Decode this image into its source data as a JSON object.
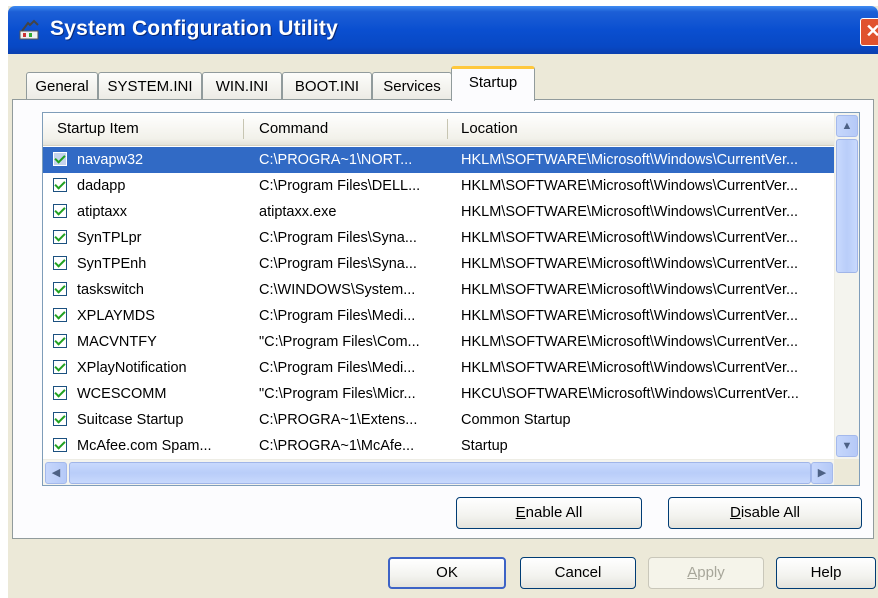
{
  "window": {
    "title": "System Configuration Utility",
    "close_glyph": "✕"
  },
  "tabs": [
    {
      "label": "General"
    },
    {
      "label": "SYSTEM.INI"
    },
    {
      "label": "WIN.INI"
    },
    {
      "label": "BOOT.INI"
    },
    {
      "label": "Services"
    },
    {
      "label": "Startup",
      "active": true
    }
  ],
  "list": {
    "columns": [
      "Startup Item",
      "Command",
      "Location"
    ],
    "rows": [
      {
        "item": "navapw32",
        "command": "C:\\PROGRA~1\\NORT...",
        "location": "HKLM\\SOFTWARE\\Microsoft\\Windows\\CurrentVer...",
        "checked": true,
        "selected": true
      },
      {
        "item": "dadapp",
        "command": "C:\\Program Files\\DELL...",
        "location": "HKLM\\SOFTWARE\\Microsoft\\Windows\\CurrentVer...",
        "checked": true
      },
      {
        "item": "atiptaxx",
        "command": "atiptaxx.exe",
        "location": "HKLM\\SOFTWARE\\Microsoft\\Windows\\CurrentVer...",
        "checked": true
      },
      {
        "item": "SynTPLpr",
        "command": "C:\\Program Files\\Syna...",
        "location": "HKLM\\SOFTWARE\\Microsoft\\Windows\\CurrentVer...",
        "checked": true
      },
      {
        "item": "SynTPEnh",
        "command": "C:\\Program Files\\Syna...",
        "location": "HKLM\\SOFTWARE\\Microsoft\\Windows\\CurrentVer...",
        "checked": true
      },
      {
        "item": "taskswitch",
        "command": "C:\\WINDOWS\\System...",
        "location": "HKLM\\SOFTWARE\\Microsoft\\Windows\\CurrentVer...",
        "checked": true
      },
      {
        "item": "XPLAYMDS",
        "command": "C:\\Program Files\\Medi...",
        "location": "HKLM\\SOFTWARE\\Microsoft\\Windows\\CurrentVer...",
        "checked": true
      },
      {
        "item": "MACVNTFY",
        "command": "\"C:\\Program Files\\Com...",
        "location": "HKLM\\SOFTWARE\\Microsoft\\Windows\\CurrentVer...",
        "checked": true
      },
      {
        "item": "XPlayNotification",
        "command": "C:\\Program Files\\Medi...",
        "location": "HKLM\\SOFTWARE\\Microsoft\\Windows\\CurrentVer...",
        "checked": true
      },
      {
        "item": "WCESCOMM",
        "command": "\"C:\\Program Files\\Micr...",
        "location": "HKCU\\SOFTWARE\\Microsoft\\Windows\\CurrentVer...",
        "checked": true
      },
      {
        "item": "Suitcase Startup",
        "command": "C:\\PROGRA~1\\Extens...",
        "location": "Common Startup",
        "checked": true
      },
      {
        "item": "McAfee.com Spam...",
        "command": "C:\\PROGRA~1\\McAfe...",
        "location": "Startup",
        "checked": true
      }
    ]
  },
  "scroll": {
    "up": "▲",
    "down": "▼",
    "left": "◀",
    "right": "▶"
  },
  "buttons": {
    "enable_all": {
      "prefix": "",
      "mnemonic": "E",
      "rest": "nable All"
    },
    "disable_all": {
      "prefix": "",
      "mnemonic": "D",
      "rest": "isable All"
    },
    "ok": "OK",
    "cancel": "Cancel",
    "apply": {
      "prefix": "",
      "mnemonic": "A",
      "rest": "pply"
    },
    "help": "Help"
  },
  "icons": {
    "title": "msconfig-icon"
  }
}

####################

To be done —
Every line of the listing that holds "Program" should be found and copied.

Response to this exercise —
        "command": "C:\\Program Files\\DELL...",
        "command": "C:\\Program Files\\Syna...",
        "command": "C:\\Program Files\\Syna...",
        "command": "C:\\Program Files\\Medi...",
        "command": "\"C:\\Program Files\\Com...",
        "command": "C:\\Program Files\\Medi...",
        "command": "\"C:\\Program Files\\Micr...",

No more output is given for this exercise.